In the material below, find all lines with the string "color" and copy them.

-- start of DATA --

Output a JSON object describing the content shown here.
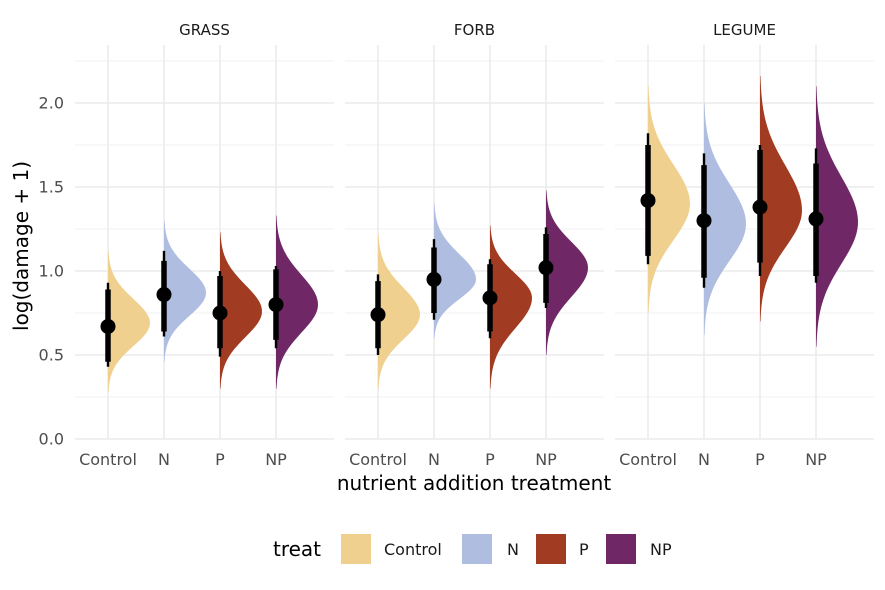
{
  "chart_data": {
    "type": "half-violin with point-interval",
    "x_label": "nutrient addition treatment",
    "y_label": "log(damage + 1)",
    "y_ticks": [
      "0.0",
      "0.5",
      "1.0",
      "1.5",
      "2.0"
    ],
    "ylim": [
      0,
      2.3
    ],
    "grid": true,
    "categories": [
      "Control",
      "N",
      "P",
      "NP"
    ],
    "legend": {
      "title": "treat",
      "position": "bottom",
      "items": [
        {
          "label": "Control",
          "color": "#f0d08e"
        },
        {
          "label": "N",
          "color": "#aebde0"
        },
        {
          "label": "P",
          "color": "#a13b22"
        },
        {
          "label": "NP",
          "color": "#6f2766"
        }
      ]
    },
    "panels": [
      {
        "title": "GRASS",
        "groups": [
          {
            "treat": "Control",
            "median": 0.67,
            "interval_66": [
              0.46,
              0.89
            ],
            "interval_95": [
              0.43,
              0.93
            ],
            "density_range": [
              0.28,
              1.12
            ],
            "density_peak": 0.69
          },
          {
            "treat": "N",
            "median": 0.86,
            "interval_66": [
              0.64,
              1.06
            ],
            "interval_95": [
              0.61,
              1.12
            ],
            "density_range": [
              0.46,
              1.3
            ],
            "density_peak": 0.87
          },
          {
            "treat": "P",
            "median": 0.75,
            "interval_66": [
              0.54,
              0.97
            ],
            "interval_95": [
              0.49,
              1.0
            ],
            "density_range": [
              0.3,
              1.23
            ],
            "density_peak": 0.76
          },
          {
            "treat": "NP",
            "median": 0.8,
            "interval_66": [
              0.59,
              1.01
            ],
            "interval_95": [
              0.54,
              1.03
            ],
            "density_range": [
              0.3,
              1.33
            ],
            "density_peak": 0.8
          }
        ]
      },
      {
        "title": "FORB",
        "groups": [
          {
            "treat": "Control",
            "median": 0.74,
            "interval_66": [
              0.54,
              0.94
            ],
            "interval_95": [
              0.5,
              0.98
            ],
            "density_range": [
              0.3,
              1.22
            ],
            "density_peak": 0.74
          },
          {
            "treat": "N",
            "median": 0.95,
            "interval_66": [
              0.75,
              1.14
            ],
            "interval_95": [
              0.71,
              1.19
            ],
            "density_range": [
              0.6,
              1.4
            ],
            "density_peak": 0.95
          },
          {
            "treat": "P",
            "median": 0.84,
            "interval_66": [
              0.64,
              1.04
            ],
            "interval_95": [
              0.6,
              1.07
            ],
            "density_range": [
              0.3,
              1.27
            ],
            "density_peak": 0.84
          },
          {
            "treat": "NP",
            "median": 1.02,
            "interval_66": [
              0.81,
              1.22
            ],
            "interval_95": [
              0.78,
              1.26
            ],
            "density_range": [
              0.5,
              1.48
            ],
            "density_peak": 1.02
          }
        ]
      },
      {
        "title": "LEGUME",
        "groups": [
          {
            "treat": "Control",
            "median": 1.42,
            "interval_66": [
              1.09,
              1.75
            ],
            "interval_95": [
              1.04,
              1.82
            ],
            "density_range": [
              0.75,
              2.1
            ],
            "density_peak": 1.4
          },
          {
            "treat": "N",
            "median": 1.3,
            "interval_66": [
              0.96,
              1.63
            ],
            "interval_95": [
              0.9,
              1.7
            ],
            "density_range": [
              0.62,
              2.0
            ],
            "density_peak": 1.28
          },
          {
            "treat": "P",
            "median": 1.38,
            "interval_66": [
              1.05,
              1.72
            ],
            "interval_95": [
              0.97,
              1.75
            ],
            "density_range": [
              0.7,
              2.16
            ],
            "density_peak": 1.36
          },
          {
            "treat": "NP",
            "median": 1.31,
            "interval_66": [
              0.97,
              1.64
            ],
            "interval_95": [
              0.93,
              1.73
            ],
            "density_range": [
              0.55,
              2.1
            ],
            "density_peak": 1.29
          }
        ]
      }
    ]
  }
}
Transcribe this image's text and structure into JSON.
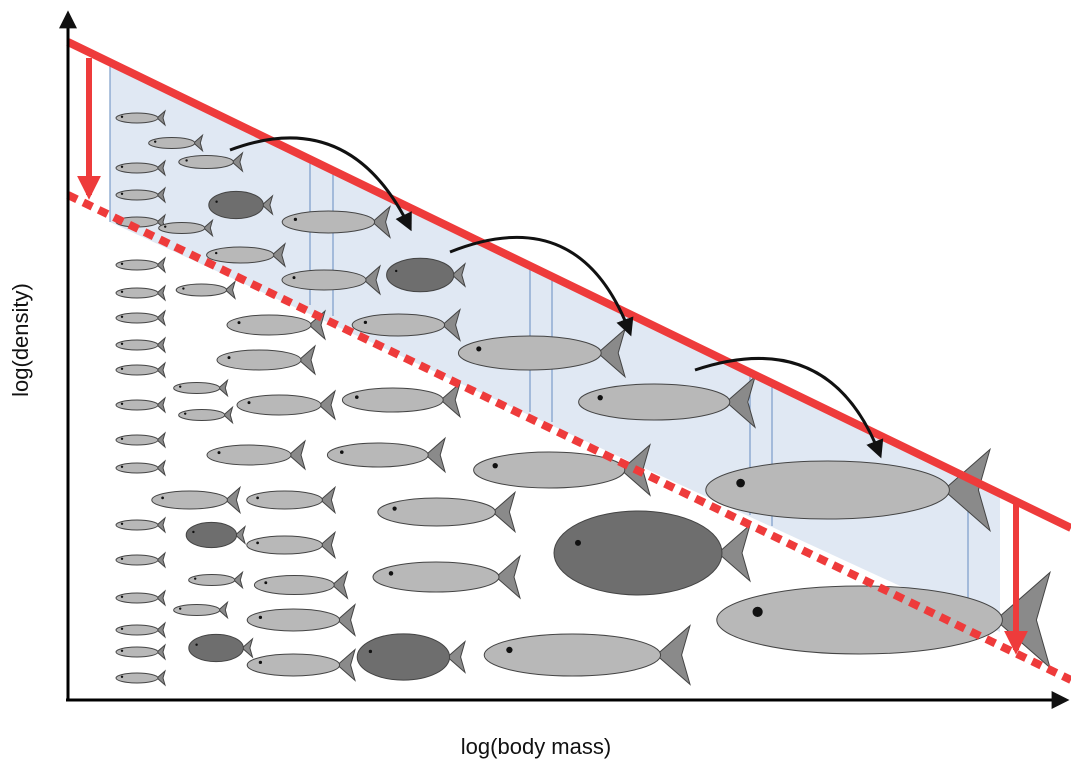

-- end of DATA --

TASK RESULT
          "color": "#f0d08e"
          "color": "#aebde0"
          "color": "#a13b22"
          "color": "#6f2766"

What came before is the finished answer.